start

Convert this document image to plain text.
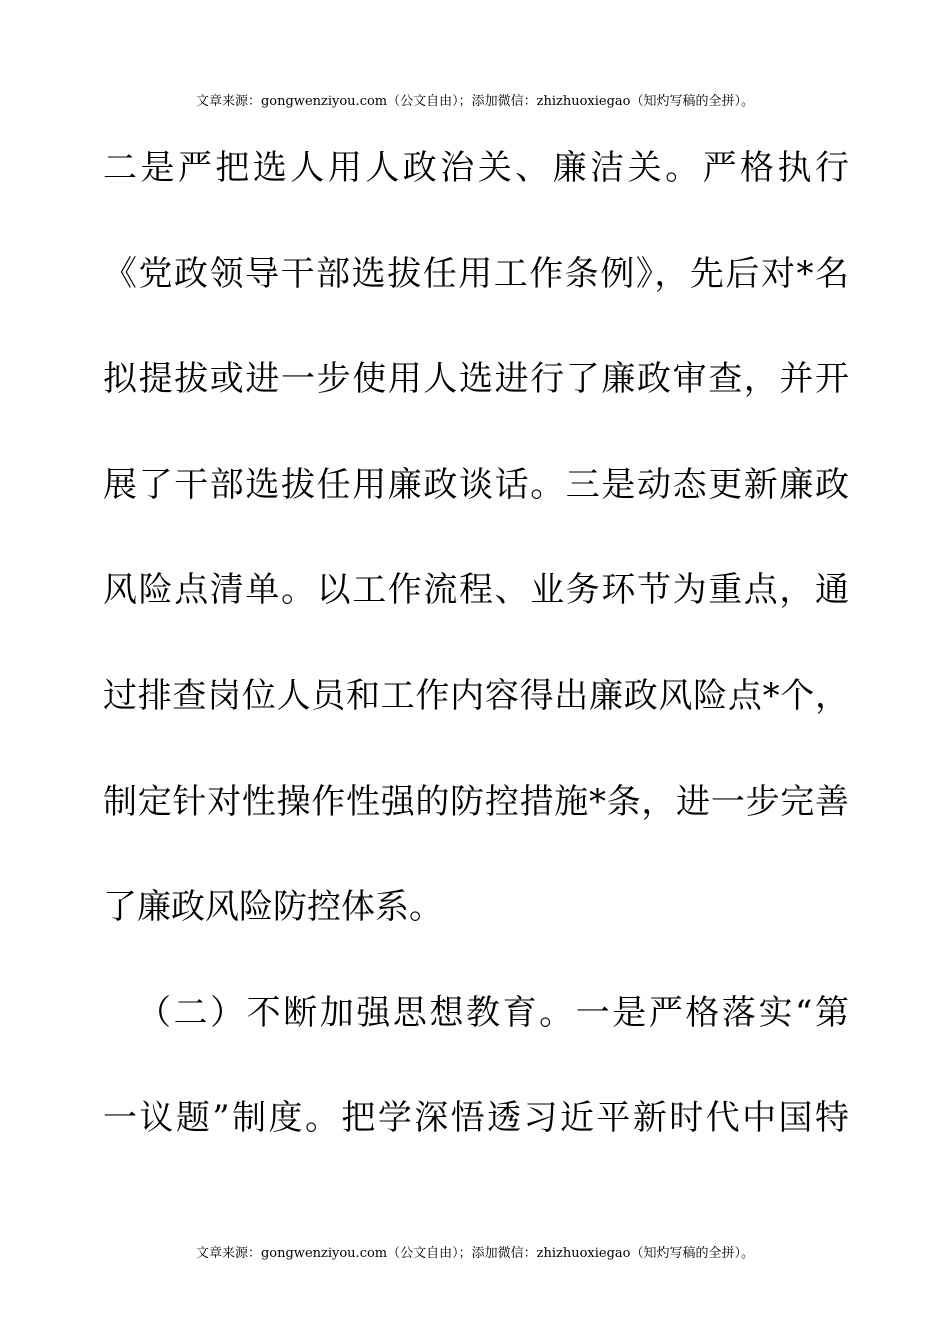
文章来源：gongwenziyou.com（公文自由）；添加微信：zhizhuoxiegao（知灼写稿的全拼）。
二是严把选人用人政治关、廉洁关。严格执行
《党政领导干部选拔任用工作条例》，先后对*名
拟提拔或进一步使用人选进行了廉政审查，并开
展了干部选拔任用廉政谈话。三是动态更新廉政
风险点清单。以工作流程、业务环节为重点，通
过排查岗位人员和工作内容得出廉政风险点*个，
制定针对性操作性强的防控措施*条，进一步完善
了廉政风险防控体系。
（二）不断加强思想教育。一是严格落实“第
一议题”制度。把学深悟透习近平新时代中国特
文章来源：gongwenziyou.com（公文自由）；添加微信：zhizhuoxiegao（知灼写稿的全拼）。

end

Exercise task. Leave out the pictures and transcribe everything else exactly.

Written solution.
Convert this document image to plain text.
文章来源：gongwenziyou.com（公文自由）；添加微信：zhizhuoxiegao（知灼写稿的全拼）。
二是严把选人用人政治关、廉洁关。严格执行
《党政领导干部选拔任用工作条例》，先后对*名
拟提拔或进一步使用人选进行了廉政审查，并开
展了干部选拔任用廉政谈话。三是动态更新廉政
风险点清单。以工作流程、业务环节为重点，通
过排查岗位人员和工作内容得出廉政风险点*个，
制定针对性操作性强的防控措施*条，进一步完善
了廉政风险防控体系。
（二）不断加强思想教育。一是严格落实“第
一议题”制度。把学深悟透习近平新时代中国特
文章来源：gongwenziyou.com（公文自由）；添加微信：zhizhuoxiegao（知灼写稿的全拼）。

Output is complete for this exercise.